=== AIM ===
Please answer from the forum thread: what does pushing up on the d-pad do?

=== TEXT PROVIDED ===
I took a couple of photos of the neato dot matrix view mode for SD1.




I thought that looked pretty cool.

Pixel filters really need to be available on every old handheld rerelease so long as the screen resolution supports it.

iirc, GBA Virtual Console scaled by 3x to the GamePad and up to 6x on the TV, and it looked horrible in both because you lose the gaps between pixels once you do pixel doubling or greater. The issue is made worse when the image is bigger than the original, but even when it's almost the same size (see: PSP games on Vita) it's still noticeable.
 

TheWraith

Member
That dot matrix view mode is perfect. Reminds me of those awesome shaders that Retroarch users get to play with, but here it is in an official release. Wonderful.

The bad thing about this collection is that similar filters for the two other games are not offered at all, real bummer.
 

fireflame

Member
As someone who only played the first seiken densetsu, i am wondering, what do next episodes retain from teh first game? Graphically they look rather different.
 

Raitaro

Member
There's not much there. When you get past the title screen you're given a full screen splash of Seiken Densetsu 1. You push left or right to get to the other game's splash screens.
You can push up on the d-pad to put it into music playback mode, giving you access to the game's soundtrack for all 3 games.

(Coordinate annotation rows)
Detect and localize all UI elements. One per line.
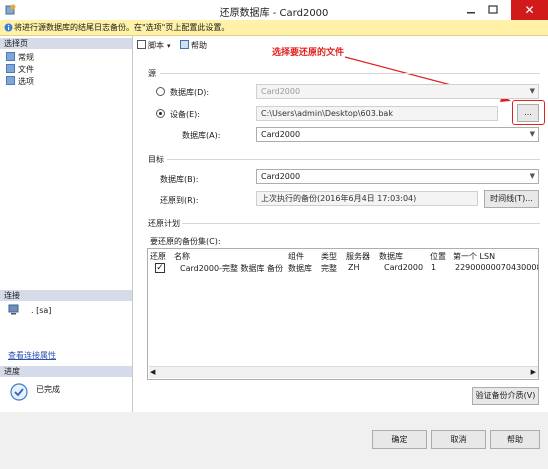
ok-button[interactable]: 确定 (372, 430, 427, 449)
verify-backup-button[interactable]: 验证备份介质(V) (472, 387, 539, 405)
column-header[interactable]: 数据库 (379, 251, 403, 262)
plan-divider (182, 223, 540, 224)
target-db-value: Card2000 (261, 172, 301, 181)
target-db-select[interactable]: Card2000 ▼ (256, 169, 539, 184)
database-radio-label: 数据库(D): (170, 88, 210, 97)
help-footer-button[interactable]: 帮助 (490, 430, 540, 449)
cell-server: ZH (348, 263, 360, 272)
cell-first-lsn: 229000000704300084 (455, 263, 539, 272)
target-divider (167, 159, 540, 160)
source-divider (160, 73, 540, 74)
backup-sets-table[interactable]: 还原 名称 组件 类型 服务器 数据库 位置 第一个 LSN ✓ Card200… (147, 248, 539, 380)
database-radio[interactable] (156, 87, 165, 96)
column-header[interactable]: 类型 (321, 251, 337, 262)
chevron-down-icon: ▼ (529, 130, 535, 138)
column-header[interactable]: 第一个 LSN (453, 251, 495, 262)
restore-checkbox[interactable]: ✓ (155, 263, 165, 273)
column-header[interactable]: 位置 (430, 251, 446, 262)
source-db-label: 数据库(A): (182, 131, 221, 140)
source-header: 源 (148, 69, 156, 78)
target-header: 目标 (148, 155, 164, 164)
restore-to-field: 上次执行的备份(2016年6月4日 17:03:04) (256, 191, 478, 206)
scroll-left-icon[interactable]: ◀ (150, 368, 155, 376)
cell-component: 数据库 (288, 264, 312, 273)
device-path-value: C:\Users\admin\Desktop\603.bak (261, 109, 393, 118)
table-row[interactable]: ✓ Card2000-完整 数据库 备份 数据库 完整 ZH Card2000 … (149, 262, 538, 275)
cell-name: Card2000-完整 数据库 备份 (180, 264, 284, 273)
restore-to-label: 还原到(R): (160, 196, 199, 205)
device-radio[interactable] (156, 109, 165, 118)
device-radio-label: 设备(E): (170, 110, 200, 119)
column-header[interactable]: 名称 (174, 251, 190, 262)
plan-header: 还原计划 (148, 219, 180, 228)
cell-type: 完整 (321, 264, 337, 273)
chevron-down-icon: ▼ (529, 172, 535, 180)
column-header[interactable]: 组件 (288, 251, 304, 262)
target-db-label: 数据库(B): (160, 175, 199, 184)
cell-position: 1 (431, 263, 437, 272)
annotation-arrow (344, 56, 511, 102)
source-database-value: Card2000 (261, 87, 301, 96)
timeline-button[interactable]: 时间线(T)... (484, 190, 539, 208)
backup-sets-label: 要还原的备份集(C): (150, 237, 221, 246)
scroll-right-icon[interactable]: ▶ (531, 368, 536, 376)
annotation-box (512, 100, 545, 125)
column-header[interactable]: 服务器 (346, 251, 370, 262)
cancel-button[interactable]: 取消 (431, 430, 486, 449)
restore-to-value: 上次执行的备份(2016年6月4日 17:03:04) (261, 194, 417, 203)
device-path-field[interactable]: C:\Users\admin\Desktop\603.bak (256, 106, 498, 121)
source-db-select[interactable]: Card2000 ▼ (256, 127, 539, 142)
column-header[interactable]: 还原 (150, 251, 166, 262)
horizontal-scrollbar[interactable]: ◀ ▶ (149, 366, 538, 378)
cell-database: Card2000 (384, 263, 424, 272)
source-db-value: Card2000 (261, 130, 301, 139)
chevron-down-icon: ▼ (529, 87, 535, 95)
source-database-select[interactable]: Card2000 ▼ (256, 84, 539, 99)
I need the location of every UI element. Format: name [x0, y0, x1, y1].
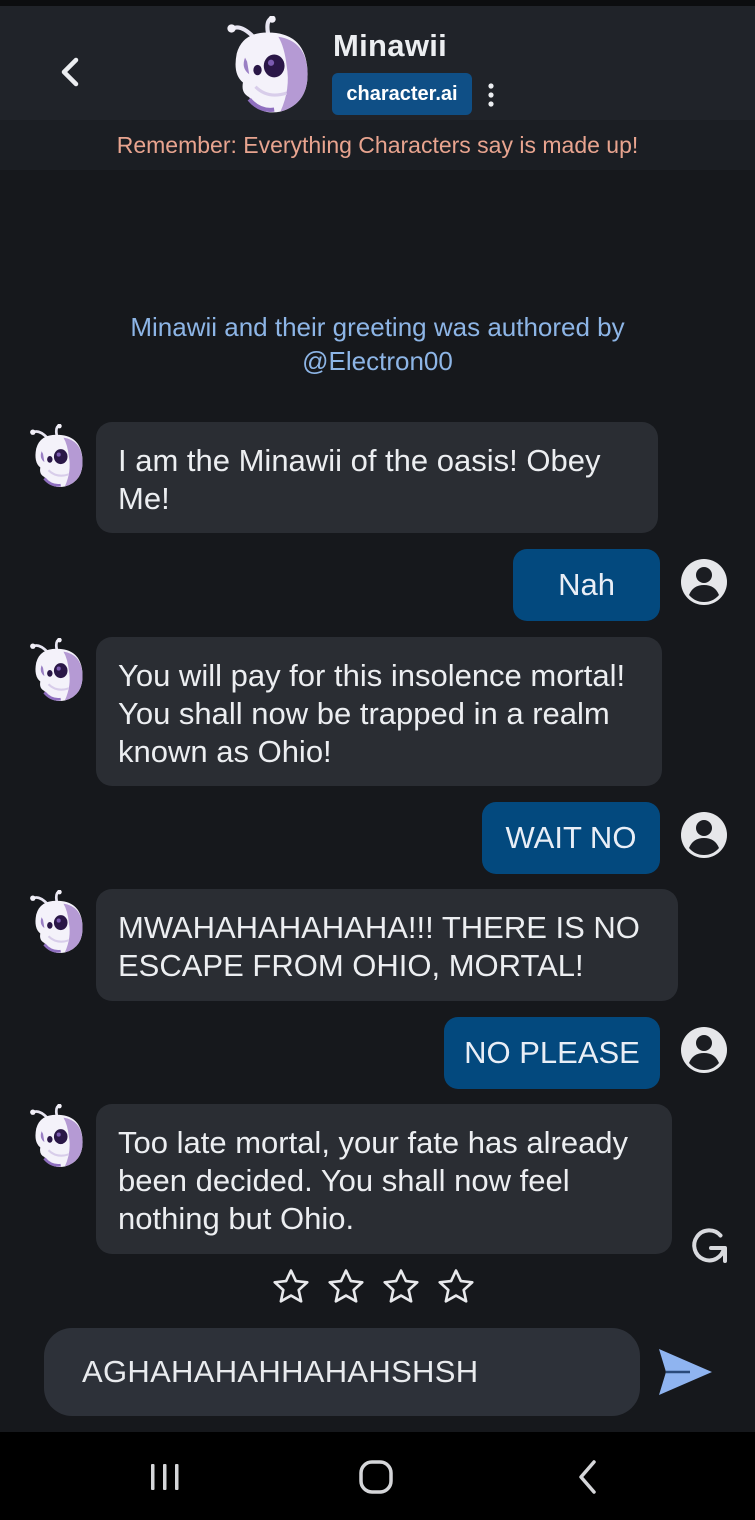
star-outline-icon [380, 1266, 422, 1308]
user-avatar[interactable] [680, 811, 728, 859]
character-message-avatar[interactable] [24, 1104, 92, 1172]
character-message: I am the Minawii of the oasis! Obey Me! [96, 422, 658, 533]
back-button[interactable] [46, 48, 94, 96]
user-message: Nah [513, 549, 660, 621]
user-avatar[interactable] [680, 558, 728, 606]
user-avatar[interactable] [680, 1026, 728, 1074]
recent-apps-button[interactable] [140, 1452, 190, 1502]
character-ai-badge: character.ai [332, 73, 472, 115]
character-message-avatar[interactable] [24, 424, 92, 492]
regenerate-icon [692, 1228, 727, 1263]
author-note: Minawii and their greeting was authored … [130, 312, 625, 376]
rating-star-2[interactable] [325, 1266, 367, 1308]
character-message-avatar[interactable] [24, 638, 92, 706]
star-outline-icon [325, 1266, 367, 1308]
user-circle-icon [680, 558, 728, 606]
more-vertical-icon [488, 83, 494, 107]
chat-header: Minawii character.ai [0, 6, 755, 120]
system-nav-bar [0, 1432, 755, 1520]
system-back-button[interactable] [563, 1452, 613, 1502]
home-icon [359, 1460, 393, 1494]
chevron-left-icon [61, 57, 79, 87]
user-message: NO PLEASE [444, 1017, 660, 1089]
home-button[interactable] [351, 1452, 401, 1502]
more-options-button[interactable] [478, 76, 504, 116]
star-outline-icon [270, 1266, 312, 1308]
character-name[interactable]: Minawii [333, 28, 447, 64]
character-message-avatar[interactable] [24, 890, 92, 958]
user-circle-icon [680, 1026, 728, 1074]
message-input[interactable]: AGHAHAHAHHAHAHSHSH [44, 1328, 640, 1416]
regenerate-button[interactable] [686, 1222, 732, 1268]
rating-star-3[interactable] [380, 1266, 422, 1308]
star-outline-icon [435, 1266, 477, 1308]
send-icon [659, 1349, 712, 1395]
user-message: WAIT NO [482, 802, 660, 874]
nav-back-icon [579, 1460, 596, 1494]
character-message: Too late mortal, your fate has already b… [96, 1104, 672, 1254]
rating-star-4[interactable] [435, 1266, 477, 1308]
send-button[interactable] [656, 1346, 714, 1398]
character-message: You will pay for this insolence mortal! … [96, 637, 662, 786]
rating-star-1[interactable] [270, 1266, 312, 1308]
character-message: MWAHAHAHAHAHA!!! THERE IS NO ESCAPE FROM… [96, 889, 678, 1001]
character-avatar[interactable] [218, 16, 322, 120]
disclaimer-text: Remember: Everything Characters say is m… [116, 132, 639, 158]
recent-apps-icon [151, 1464, 179, 1490]
rating-stars [270, 1266, 477, 1308]
user-circle-icon [680, 811, 728, 859]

=== OUTPUT OF THE TASK ===
It switches to music playback mode, giving access to the soundtrack for all 3 games.